— Exercise brief —
Quote all of the data exactly as given. Skip every picture it contains.

__________

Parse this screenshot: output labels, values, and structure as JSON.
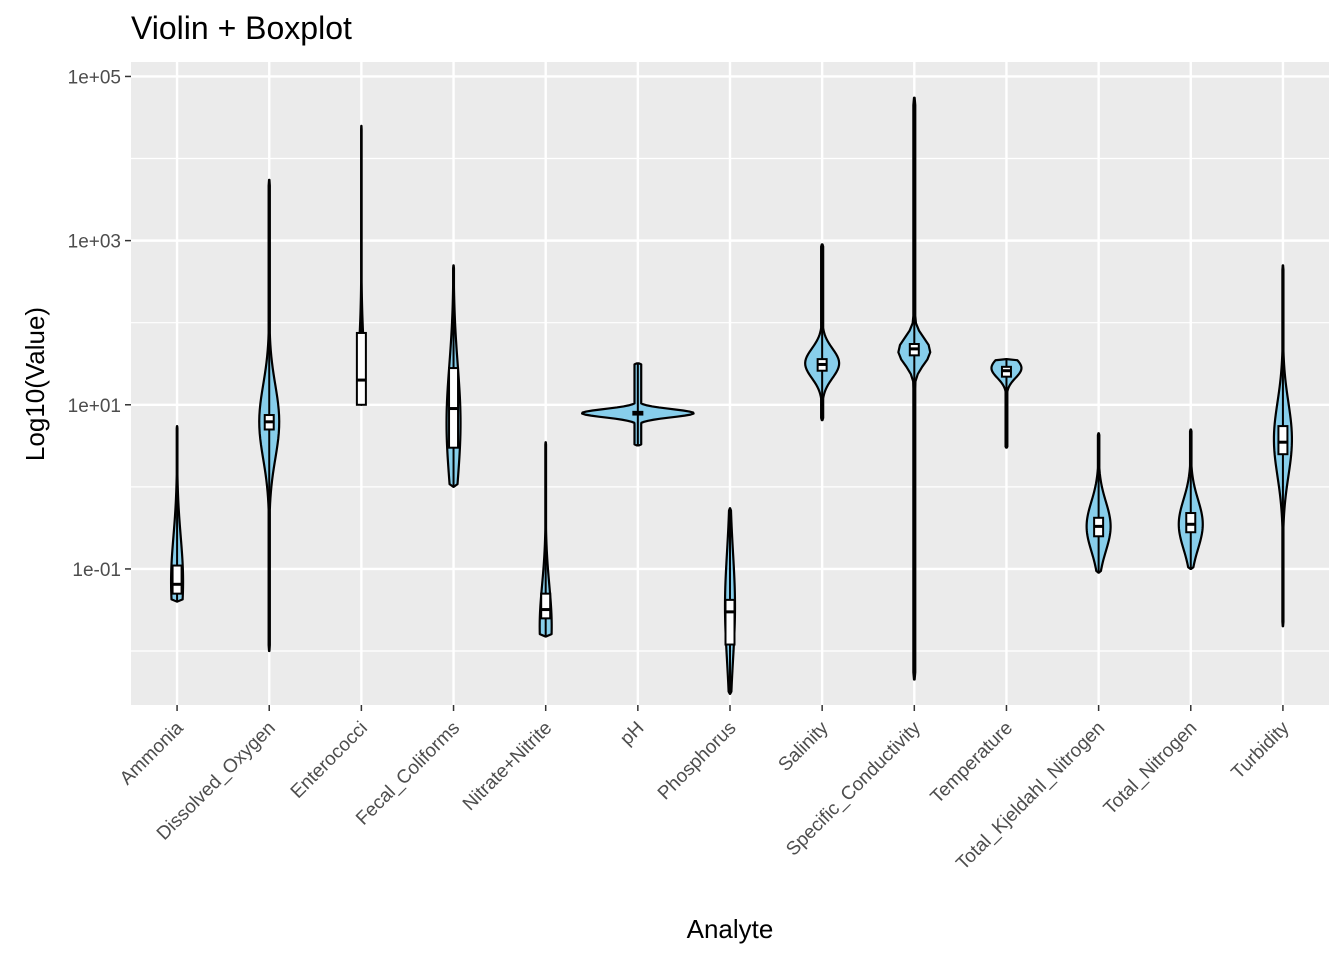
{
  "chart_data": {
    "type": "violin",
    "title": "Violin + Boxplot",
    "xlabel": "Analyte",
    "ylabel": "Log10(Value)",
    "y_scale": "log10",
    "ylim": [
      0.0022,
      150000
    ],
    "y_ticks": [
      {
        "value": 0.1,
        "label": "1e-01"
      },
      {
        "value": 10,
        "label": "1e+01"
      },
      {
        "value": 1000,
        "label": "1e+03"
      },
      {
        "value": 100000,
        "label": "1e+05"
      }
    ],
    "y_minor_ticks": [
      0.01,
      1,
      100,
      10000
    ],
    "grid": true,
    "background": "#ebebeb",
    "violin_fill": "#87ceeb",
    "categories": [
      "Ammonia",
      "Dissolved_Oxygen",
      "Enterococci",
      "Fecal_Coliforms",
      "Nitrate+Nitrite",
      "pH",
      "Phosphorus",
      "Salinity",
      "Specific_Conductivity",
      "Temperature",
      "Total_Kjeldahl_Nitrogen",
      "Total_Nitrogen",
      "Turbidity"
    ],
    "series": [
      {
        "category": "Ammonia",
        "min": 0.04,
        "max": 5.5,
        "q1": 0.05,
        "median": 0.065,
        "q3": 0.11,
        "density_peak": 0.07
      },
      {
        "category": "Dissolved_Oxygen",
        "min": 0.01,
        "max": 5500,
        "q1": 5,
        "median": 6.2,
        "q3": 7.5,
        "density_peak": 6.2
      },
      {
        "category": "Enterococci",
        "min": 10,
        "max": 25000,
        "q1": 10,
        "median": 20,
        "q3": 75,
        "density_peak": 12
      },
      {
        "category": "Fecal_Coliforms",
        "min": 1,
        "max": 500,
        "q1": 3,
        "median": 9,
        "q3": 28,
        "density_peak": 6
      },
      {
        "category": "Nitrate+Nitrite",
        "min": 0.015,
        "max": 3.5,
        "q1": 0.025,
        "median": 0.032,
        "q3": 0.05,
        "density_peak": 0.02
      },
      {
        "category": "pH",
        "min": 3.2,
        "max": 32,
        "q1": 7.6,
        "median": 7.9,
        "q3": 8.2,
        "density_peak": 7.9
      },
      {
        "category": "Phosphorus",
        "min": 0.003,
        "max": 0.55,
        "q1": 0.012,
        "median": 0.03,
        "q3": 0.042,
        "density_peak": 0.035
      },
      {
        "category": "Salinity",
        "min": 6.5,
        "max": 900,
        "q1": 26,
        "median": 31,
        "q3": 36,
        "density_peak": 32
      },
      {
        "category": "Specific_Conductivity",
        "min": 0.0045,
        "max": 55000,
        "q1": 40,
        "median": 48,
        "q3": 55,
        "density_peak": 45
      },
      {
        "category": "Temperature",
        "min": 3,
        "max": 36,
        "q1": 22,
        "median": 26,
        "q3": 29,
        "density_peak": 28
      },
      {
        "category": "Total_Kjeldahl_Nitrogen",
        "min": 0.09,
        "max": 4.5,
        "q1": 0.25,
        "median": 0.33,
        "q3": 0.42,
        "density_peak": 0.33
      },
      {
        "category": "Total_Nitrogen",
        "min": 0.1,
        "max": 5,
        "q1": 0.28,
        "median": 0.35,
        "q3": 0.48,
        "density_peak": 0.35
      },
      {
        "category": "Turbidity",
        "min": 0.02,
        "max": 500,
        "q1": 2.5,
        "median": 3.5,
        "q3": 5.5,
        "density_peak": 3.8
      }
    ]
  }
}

__________

— Task solution —
Parse this screenshot: output labels, values, and structure as JSON.
{
  "chart_data": {
    "type": "violin",
    "title": "Violin + Boxplot",
    "xlabel": "Analyte",
    "ylabel": "Log10(Value)",
    "y_scale": "log10",
    "ylim": [
      0.0022,
      150000
    ],
    "y_ticks": [
      {
        "value": 0.1,
        "label": "1e-01"
      },
      {
        "value": 10,
        "label": "1e+01"
      },
      {
        "value": 1000,
        "label": "1e+03"
      },
      {
        "value": 100000,
        "label": "1e+05"
      }
    ],
    "y_minor_ticks": [
      0.01,
      1,
      100,
      10000
    ],
    "grid": true,
    "background": "#ebebeb",
    "violin_fill": "#87ceeb",
    "categories": [
      "Ammonia",
      "Dissolved_Oxygen",
      "Enterococci",
      "Fecal_Coliforms",
      "Nitrate+Nitrite",
      "pH",
      "Phosphorus",
      "Salinity",
      "Specific_Conductivity",
      "Temperature",
      "Total_Kjeldahl_Nitrogen",
      "Total_Nitrogen",
      "Turbidity"
    ],
    "series": [
      {
        "category": "Ammonia",
        "min": 0.04,
        "max": 5.5,
        "q1": 0.05,
        "median": 0.065,
        "q3": 0.11,
        "density_peak": 0.07
      },
      {
        "category": "Dissolved_Oxygen",
        "min": 0.01,
        "max": 5500,
        "q1": 5,
        "median": 6.2,
        "q3": 7.5,
        "density_peak": 6.2
      },
      {
        "category": "Enterococci",
        "min": 10,
        "max": 25000,
        "q1": 10,
        "median": 20,
        "q3": 75,
        "density_peak": 12
      },
      {
        "category": "Fecal_Coliforms",
        "min": 1,
        "max": 500,
        "q1": 3,
        "median": 9,
        "q3": 28,
        "density_peak": 6
      },
      {
        "category": "Nitrate+Nitrite",
        "min": 0.015,
        "max": 3.5,
        "q1": 0.025,
        "median": 0.032,
        "q3": 0.05,
        "density_peak": 0.02
      },
      {
        "category": "pH",
        "min": 3.2,
        "max": 32,
        "q1": 7.6,
        "median": 7.9,
        "q3": 8.2,
        "density_peak": 7.9
      },
      {
        "category": "Phosphorus",
        "min": 0.003,
        "max": 0.55,
        "q1": 0.012,
        "median": 0.03,
        "q3": 0.042,
        "density_peak": 0.035
      },
      {
        "category": "Salinity",
        "min": 6.5,
        "max": 900,
        "q1": 26,
        "median": 31,
        "q3": 36,
        "density_peak": 32
      },
      {
        "category": "Specific_Conductivity",
        "min": 0.0045,
        "max": 55000,
        "q1": 40,
        "median": 48,
        "q3": 55,
        "density_peak": 45
      },
      {
        "category": "Temperature",
        "min": 3,
        "max": 36,
        "q1": 22,
        "median": 26,
        "q3": 29,
        "density_peak": 28
      },
      {
        "category": "Total_Kjeldahl_Nitrogen",
        "min": 0.09,
        "max": 4.5,
        "q1": 0.25,
        "median": 0.33,
        "q3": 0.42,
        "density_peak": 0.33
      },
      {
        "category": "Total_Nitrogen",
        "min": 0.1,
        "max": 5,
        "q1": 0.28,
        "median": 0.35,
        "q3": 0.48,
        "density_peak": 0.35
      },
      {
        "category": "Turbidity",
        "min": 0.02,
        "max": 500,
        "q1": 2.5,
        "median": 3.5,
        "q3": 5.5,
        "density_peak": 3.8
      }
    ]
  }
}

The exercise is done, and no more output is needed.